begin SOURCE MATERIAL

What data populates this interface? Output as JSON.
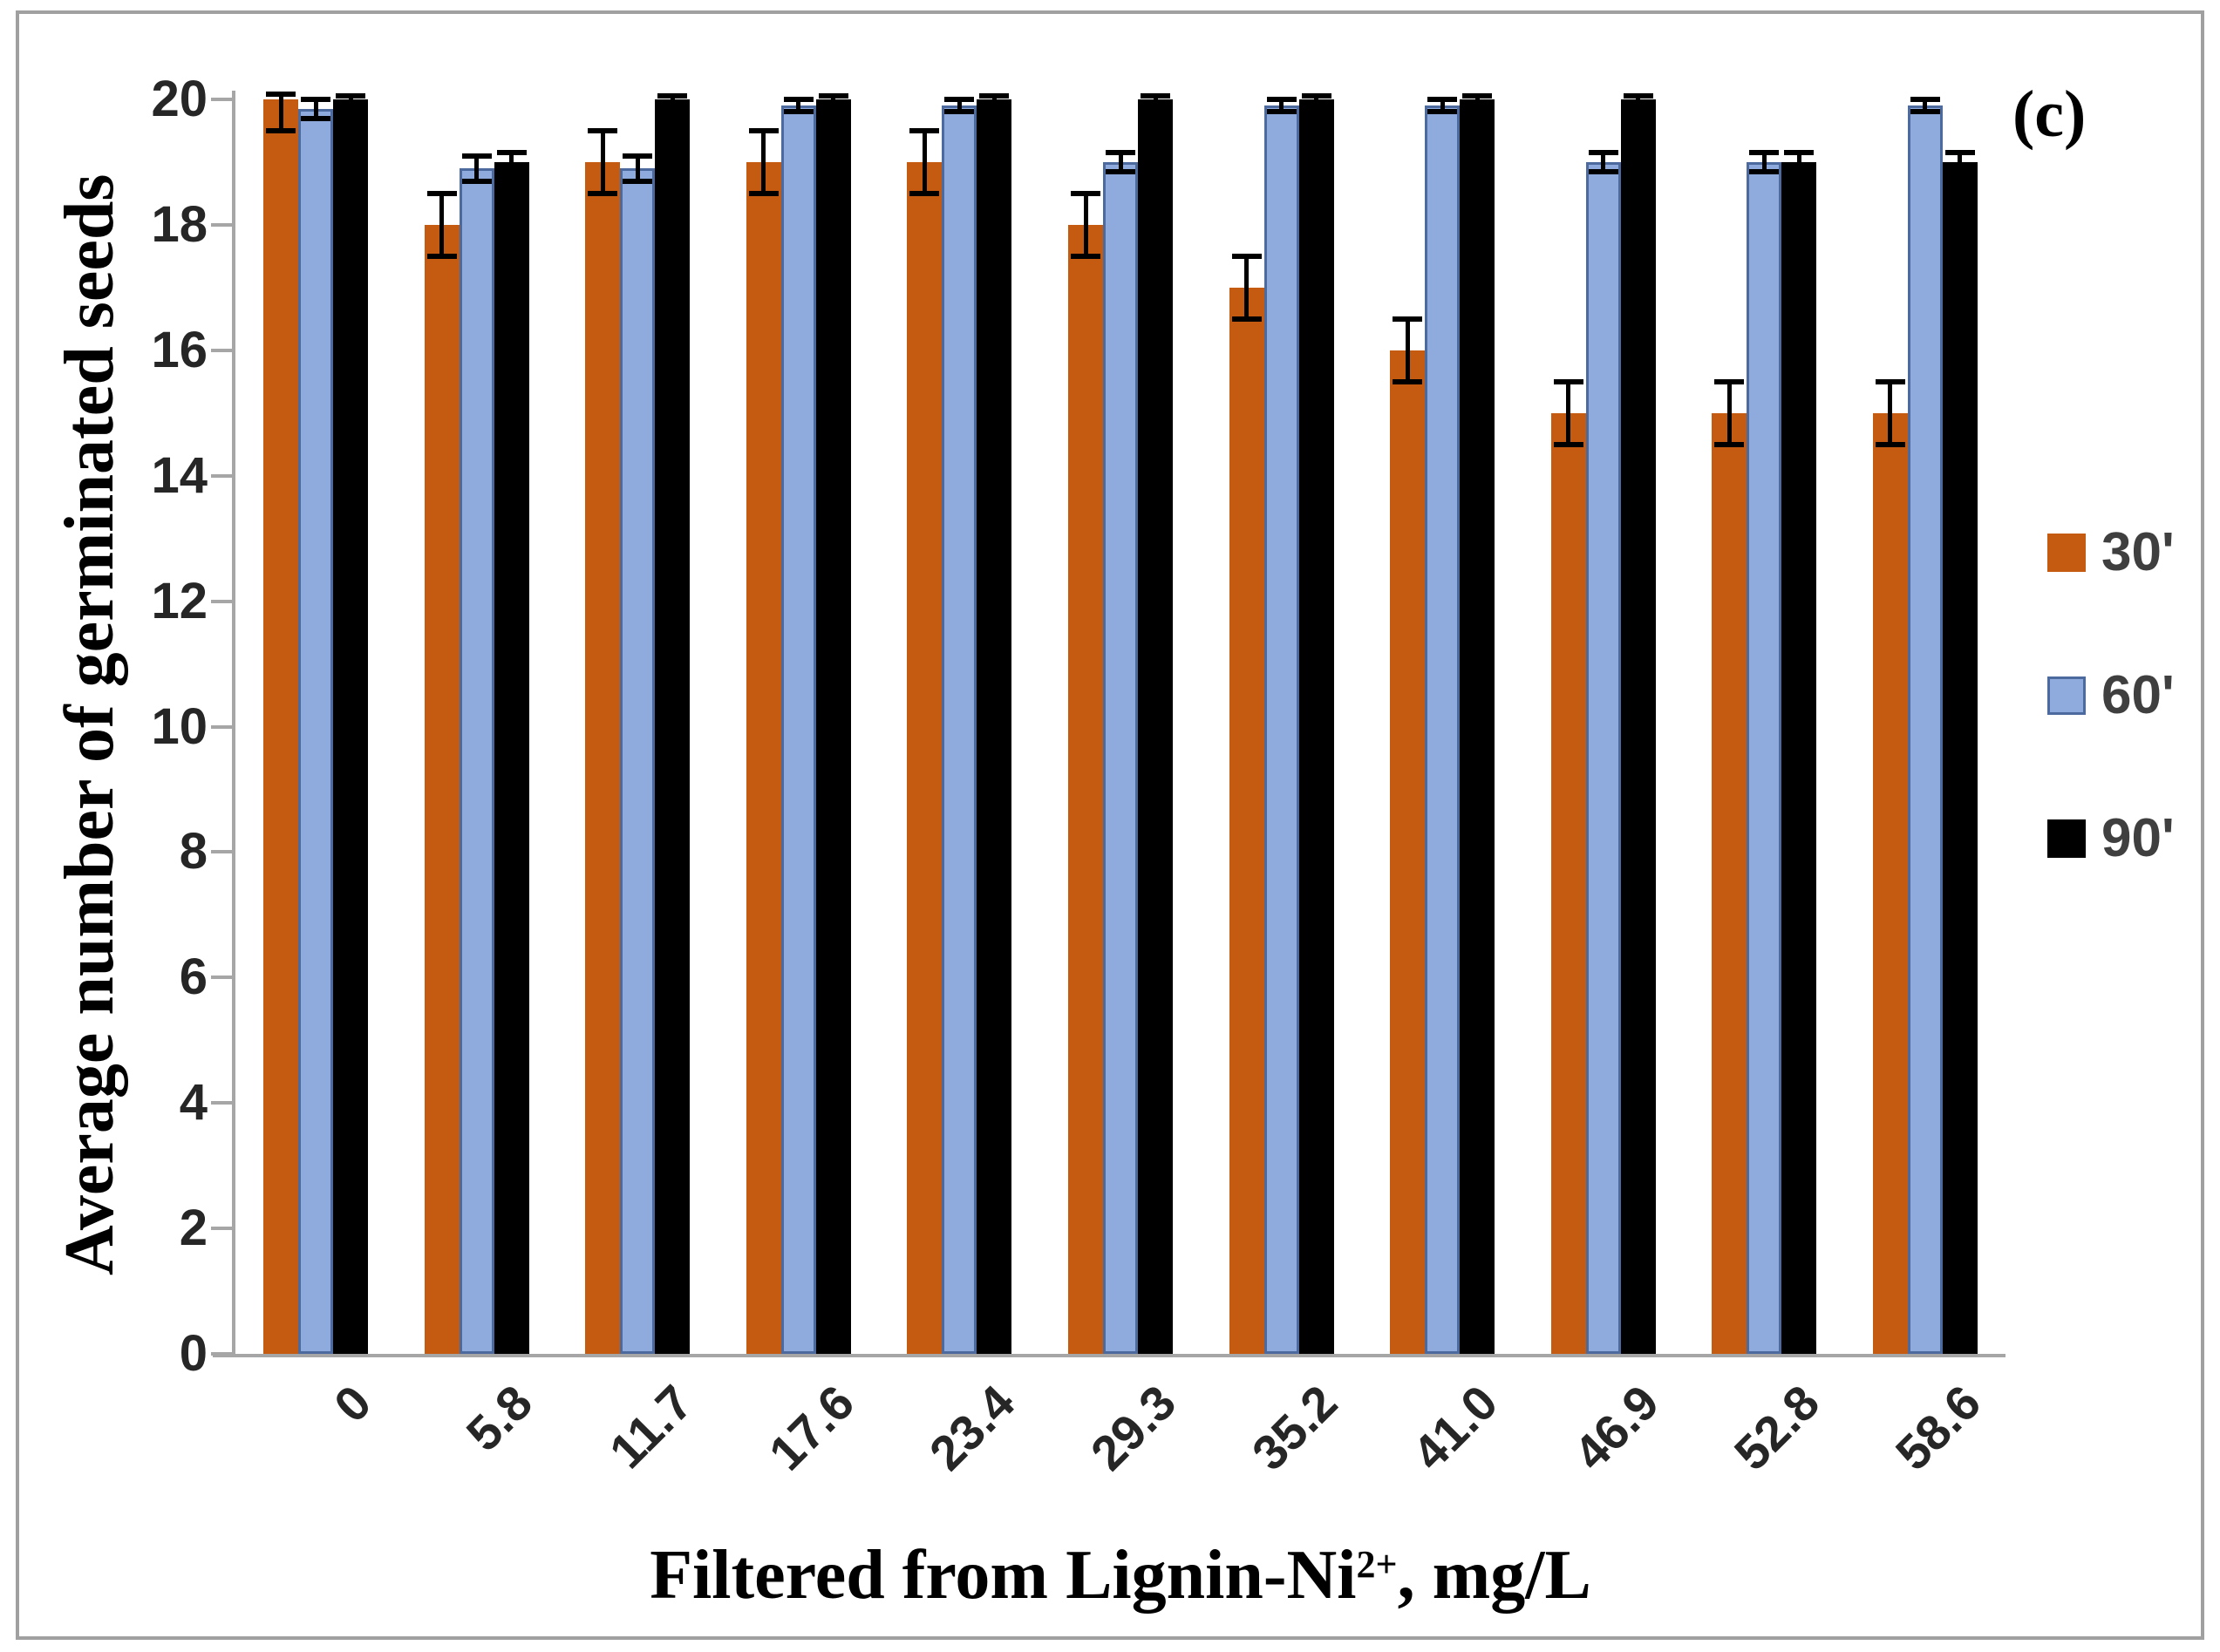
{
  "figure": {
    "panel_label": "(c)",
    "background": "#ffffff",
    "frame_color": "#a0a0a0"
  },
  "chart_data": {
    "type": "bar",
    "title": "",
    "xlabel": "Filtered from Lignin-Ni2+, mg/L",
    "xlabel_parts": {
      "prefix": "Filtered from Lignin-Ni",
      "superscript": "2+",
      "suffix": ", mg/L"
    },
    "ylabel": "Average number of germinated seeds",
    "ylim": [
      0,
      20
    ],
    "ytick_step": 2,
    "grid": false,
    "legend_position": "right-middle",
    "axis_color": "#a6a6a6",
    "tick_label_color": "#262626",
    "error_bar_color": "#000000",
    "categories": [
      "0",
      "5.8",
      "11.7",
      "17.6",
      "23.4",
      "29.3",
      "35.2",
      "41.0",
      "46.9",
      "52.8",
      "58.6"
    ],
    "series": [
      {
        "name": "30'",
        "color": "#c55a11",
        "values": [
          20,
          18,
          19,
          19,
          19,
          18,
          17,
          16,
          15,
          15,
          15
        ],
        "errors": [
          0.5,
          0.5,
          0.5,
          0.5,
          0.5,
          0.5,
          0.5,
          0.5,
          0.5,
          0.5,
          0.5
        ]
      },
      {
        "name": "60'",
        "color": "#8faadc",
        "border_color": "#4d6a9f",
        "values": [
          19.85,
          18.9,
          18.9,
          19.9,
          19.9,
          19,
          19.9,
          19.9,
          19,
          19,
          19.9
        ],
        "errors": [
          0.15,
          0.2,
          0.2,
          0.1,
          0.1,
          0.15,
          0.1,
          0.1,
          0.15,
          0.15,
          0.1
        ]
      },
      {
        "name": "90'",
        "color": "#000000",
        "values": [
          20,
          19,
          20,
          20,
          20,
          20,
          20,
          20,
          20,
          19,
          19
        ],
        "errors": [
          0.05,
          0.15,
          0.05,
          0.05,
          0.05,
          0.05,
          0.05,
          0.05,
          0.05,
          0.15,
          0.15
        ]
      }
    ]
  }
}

end SOURCE MATERIAL

WRITTEN PROBLEM
Report every line containing the word "Filtered" from the listing above.

TASK OUTPUT
    "xlabel": "Filtered from Lignin-Ni2+, mg/L",
      "prefix": "Filtered from Lignin-Ni",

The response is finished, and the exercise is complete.